→ YOUR GOAL
Pick out each line containing the string "into".

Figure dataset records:
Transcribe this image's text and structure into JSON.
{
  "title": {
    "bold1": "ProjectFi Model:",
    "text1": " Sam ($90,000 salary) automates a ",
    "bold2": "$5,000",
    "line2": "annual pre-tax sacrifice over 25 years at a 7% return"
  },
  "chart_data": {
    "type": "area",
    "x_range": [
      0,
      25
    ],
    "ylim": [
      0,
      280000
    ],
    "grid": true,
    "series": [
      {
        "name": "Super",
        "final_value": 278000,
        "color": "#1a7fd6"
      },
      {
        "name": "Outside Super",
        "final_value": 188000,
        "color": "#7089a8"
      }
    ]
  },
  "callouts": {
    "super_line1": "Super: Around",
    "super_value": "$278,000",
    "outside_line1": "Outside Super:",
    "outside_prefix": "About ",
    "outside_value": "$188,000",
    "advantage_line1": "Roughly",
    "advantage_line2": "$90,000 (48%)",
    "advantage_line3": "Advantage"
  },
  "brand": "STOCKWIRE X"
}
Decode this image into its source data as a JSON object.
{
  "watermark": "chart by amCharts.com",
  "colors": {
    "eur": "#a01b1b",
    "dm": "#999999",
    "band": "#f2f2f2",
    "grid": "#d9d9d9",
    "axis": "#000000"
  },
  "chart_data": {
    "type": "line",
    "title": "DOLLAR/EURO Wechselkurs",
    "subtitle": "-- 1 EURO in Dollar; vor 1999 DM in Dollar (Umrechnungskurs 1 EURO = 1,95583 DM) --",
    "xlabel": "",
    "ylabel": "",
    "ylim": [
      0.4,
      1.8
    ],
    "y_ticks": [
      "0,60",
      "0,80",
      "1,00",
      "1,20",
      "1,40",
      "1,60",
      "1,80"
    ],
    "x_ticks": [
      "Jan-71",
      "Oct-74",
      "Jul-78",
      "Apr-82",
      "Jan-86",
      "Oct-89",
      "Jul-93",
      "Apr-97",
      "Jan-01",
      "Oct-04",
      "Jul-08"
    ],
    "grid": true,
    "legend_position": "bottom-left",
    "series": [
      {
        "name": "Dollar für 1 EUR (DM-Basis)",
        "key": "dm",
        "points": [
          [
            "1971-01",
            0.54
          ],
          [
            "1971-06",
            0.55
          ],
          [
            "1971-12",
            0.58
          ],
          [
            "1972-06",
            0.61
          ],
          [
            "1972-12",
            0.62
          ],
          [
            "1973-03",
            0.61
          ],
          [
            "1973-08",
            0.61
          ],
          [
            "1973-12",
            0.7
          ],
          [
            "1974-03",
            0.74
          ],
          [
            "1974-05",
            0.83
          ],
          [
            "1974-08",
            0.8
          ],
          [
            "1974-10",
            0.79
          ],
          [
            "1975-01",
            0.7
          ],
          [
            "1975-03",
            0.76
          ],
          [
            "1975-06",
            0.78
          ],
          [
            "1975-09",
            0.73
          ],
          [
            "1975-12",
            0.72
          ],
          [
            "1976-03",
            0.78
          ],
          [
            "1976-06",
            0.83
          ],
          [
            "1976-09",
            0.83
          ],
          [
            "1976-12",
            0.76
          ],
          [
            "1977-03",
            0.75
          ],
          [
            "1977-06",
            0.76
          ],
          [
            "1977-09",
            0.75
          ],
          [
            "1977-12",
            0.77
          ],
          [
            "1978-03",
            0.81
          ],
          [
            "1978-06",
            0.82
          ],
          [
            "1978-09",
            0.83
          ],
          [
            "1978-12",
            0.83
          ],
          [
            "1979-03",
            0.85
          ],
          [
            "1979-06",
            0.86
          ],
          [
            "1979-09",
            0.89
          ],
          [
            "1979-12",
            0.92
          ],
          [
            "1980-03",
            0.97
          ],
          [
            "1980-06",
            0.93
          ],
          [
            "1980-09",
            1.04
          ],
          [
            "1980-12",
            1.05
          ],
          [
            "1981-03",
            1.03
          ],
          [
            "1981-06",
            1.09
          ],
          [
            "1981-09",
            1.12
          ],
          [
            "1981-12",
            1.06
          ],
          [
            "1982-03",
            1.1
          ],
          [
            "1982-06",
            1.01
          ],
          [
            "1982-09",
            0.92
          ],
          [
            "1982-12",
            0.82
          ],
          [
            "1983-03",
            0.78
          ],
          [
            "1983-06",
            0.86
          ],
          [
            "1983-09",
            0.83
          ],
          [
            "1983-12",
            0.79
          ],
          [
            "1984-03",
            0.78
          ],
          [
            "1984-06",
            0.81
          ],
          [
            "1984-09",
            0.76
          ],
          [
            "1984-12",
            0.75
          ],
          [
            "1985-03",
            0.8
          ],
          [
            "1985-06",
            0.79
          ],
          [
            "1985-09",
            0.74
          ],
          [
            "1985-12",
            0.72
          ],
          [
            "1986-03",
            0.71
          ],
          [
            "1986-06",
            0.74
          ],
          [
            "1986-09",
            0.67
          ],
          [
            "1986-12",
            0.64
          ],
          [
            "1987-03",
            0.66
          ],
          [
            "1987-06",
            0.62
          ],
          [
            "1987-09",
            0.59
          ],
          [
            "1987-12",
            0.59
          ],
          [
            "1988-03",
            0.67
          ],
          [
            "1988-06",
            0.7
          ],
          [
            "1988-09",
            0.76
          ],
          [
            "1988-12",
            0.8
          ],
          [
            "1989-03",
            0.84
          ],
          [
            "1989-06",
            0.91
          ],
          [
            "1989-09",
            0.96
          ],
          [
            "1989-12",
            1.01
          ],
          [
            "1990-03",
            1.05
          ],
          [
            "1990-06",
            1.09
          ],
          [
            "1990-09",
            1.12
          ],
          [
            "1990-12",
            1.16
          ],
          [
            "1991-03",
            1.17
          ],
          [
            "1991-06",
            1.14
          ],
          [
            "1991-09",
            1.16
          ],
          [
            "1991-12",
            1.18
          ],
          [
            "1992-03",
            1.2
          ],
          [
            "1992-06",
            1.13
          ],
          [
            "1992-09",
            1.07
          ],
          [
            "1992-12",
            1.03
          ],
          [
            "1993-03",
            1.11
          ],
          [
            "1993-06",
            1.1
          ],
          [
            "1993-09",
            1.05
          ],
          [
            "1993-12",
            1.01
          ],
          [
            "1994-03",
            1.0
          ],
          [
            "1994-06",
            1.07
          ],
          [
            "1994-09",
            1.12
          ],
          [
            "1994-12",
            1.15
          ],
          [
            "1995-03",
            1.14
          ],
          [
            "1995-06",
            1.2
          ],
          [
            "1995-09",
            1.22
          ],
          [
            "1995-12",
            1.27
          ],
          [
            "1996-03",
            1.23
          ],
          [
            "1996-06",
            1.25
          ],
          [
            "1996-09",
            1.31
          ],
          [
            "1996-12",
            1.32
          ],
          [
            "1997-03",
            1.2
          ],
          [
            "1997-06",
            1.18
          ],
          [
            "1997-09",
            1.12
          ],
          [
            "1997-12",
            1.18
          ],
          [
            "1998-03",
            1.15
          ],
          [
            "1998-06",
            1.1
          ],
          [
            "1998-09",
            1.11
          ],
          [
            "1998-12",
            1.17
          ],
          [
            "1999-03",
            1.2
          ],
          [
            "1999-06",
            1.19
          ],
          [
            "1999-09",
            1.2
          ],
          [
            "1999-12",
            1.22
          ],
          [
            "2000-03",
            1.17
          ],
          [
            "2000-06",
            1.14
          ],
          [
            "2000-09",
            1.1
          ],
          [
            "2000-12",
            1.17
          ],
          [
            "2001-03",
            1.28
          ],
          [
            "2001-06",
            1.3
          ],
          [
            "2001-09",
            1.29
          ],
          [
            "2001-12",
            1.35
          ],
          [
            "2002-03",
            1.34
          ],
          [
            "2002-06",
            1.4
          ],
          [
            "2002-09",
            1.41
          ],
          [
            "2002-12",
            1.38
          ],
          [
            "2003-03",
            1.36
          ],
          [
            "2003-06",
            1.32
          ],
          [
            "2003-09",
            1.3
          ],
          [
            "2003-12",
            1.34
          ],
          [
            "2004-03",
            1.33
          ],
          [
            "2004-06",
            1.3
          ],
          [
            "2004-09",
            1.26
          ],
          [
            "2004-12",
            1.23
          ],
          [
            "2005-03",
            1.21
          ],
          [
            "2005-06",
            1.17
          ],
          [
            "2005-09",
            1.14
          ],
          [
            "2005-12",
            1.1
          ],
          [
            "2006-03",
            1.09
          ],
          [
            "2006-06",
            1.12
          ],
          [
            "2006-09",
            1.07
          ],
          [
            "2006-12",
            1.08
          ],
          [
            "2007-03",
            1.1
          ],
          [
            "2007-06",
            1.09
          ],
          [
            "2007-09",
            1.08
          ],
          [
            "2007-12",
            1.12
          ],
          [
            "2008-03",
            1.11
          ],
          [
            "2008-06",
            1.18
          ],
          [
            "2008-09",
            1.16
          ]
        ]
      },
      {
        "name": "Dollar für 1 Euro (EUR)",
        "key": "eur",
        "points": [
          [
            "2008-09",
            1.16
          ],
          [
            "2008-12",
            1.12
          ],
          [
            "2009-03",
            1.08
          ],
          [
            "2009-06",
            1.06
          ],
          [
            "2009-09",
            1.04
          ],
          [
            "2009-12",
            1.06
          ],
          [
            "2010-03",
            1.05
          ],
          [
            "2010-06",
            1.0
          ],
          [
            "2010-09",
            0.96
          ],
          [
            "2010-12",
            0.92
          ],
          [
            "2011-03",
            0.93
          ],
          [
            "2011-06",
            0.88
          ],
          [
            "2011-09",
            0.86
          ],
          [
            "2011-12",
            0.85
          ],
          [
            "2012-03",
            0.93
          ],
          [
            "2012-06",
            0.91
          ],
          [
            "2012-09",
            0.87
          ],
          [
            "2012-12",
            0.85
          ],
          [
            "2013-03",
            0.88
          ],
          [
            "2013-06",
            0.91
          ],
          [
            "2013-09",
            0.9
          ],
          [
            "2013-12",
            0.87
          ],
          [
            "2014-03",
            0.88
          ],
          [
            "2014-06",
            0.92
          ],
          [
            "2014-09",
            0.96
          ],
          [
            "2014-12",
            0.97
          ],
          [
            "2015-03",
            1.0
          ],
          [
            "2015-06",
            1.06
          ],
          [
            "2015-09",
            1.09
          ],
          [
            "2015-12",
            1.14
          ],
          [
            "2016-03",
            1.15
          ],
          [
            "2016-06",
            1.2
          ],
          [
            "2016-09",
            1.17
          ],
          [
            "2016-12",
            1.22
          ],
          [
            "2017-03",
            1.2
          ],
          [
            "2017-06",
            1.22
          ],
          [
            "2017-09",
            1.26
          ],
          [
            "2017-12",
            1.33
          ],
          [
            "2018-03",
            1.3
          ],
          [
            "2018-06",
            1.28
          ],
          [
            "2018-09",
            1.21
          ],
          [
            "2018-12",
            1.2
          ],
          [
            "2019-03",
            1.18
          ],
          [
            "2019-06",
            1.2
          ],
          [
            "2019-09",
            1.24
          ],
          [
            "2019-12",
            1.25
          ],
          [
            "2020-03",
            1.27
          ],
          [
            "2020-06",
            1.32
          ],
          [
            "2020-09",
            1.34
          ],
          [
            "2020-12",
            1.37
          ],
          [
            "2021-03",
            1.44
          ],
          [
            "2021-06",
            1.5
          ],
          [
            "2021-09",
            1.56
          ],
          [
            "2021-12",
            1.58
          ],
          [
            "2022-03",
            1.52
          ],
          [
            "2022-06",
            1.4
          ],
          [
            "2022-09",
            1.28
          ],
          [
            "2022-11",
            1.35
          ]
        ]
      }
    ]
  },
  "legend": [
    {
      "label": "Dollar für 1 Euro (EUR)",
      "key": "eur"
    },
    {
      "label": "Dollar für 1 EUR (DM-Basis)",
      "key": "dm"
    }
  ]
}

→ SOLUTION TO THIS PROBLEM
Transcribe this image's text and structure into JSON.
Decode this image into its source data as a JSON object.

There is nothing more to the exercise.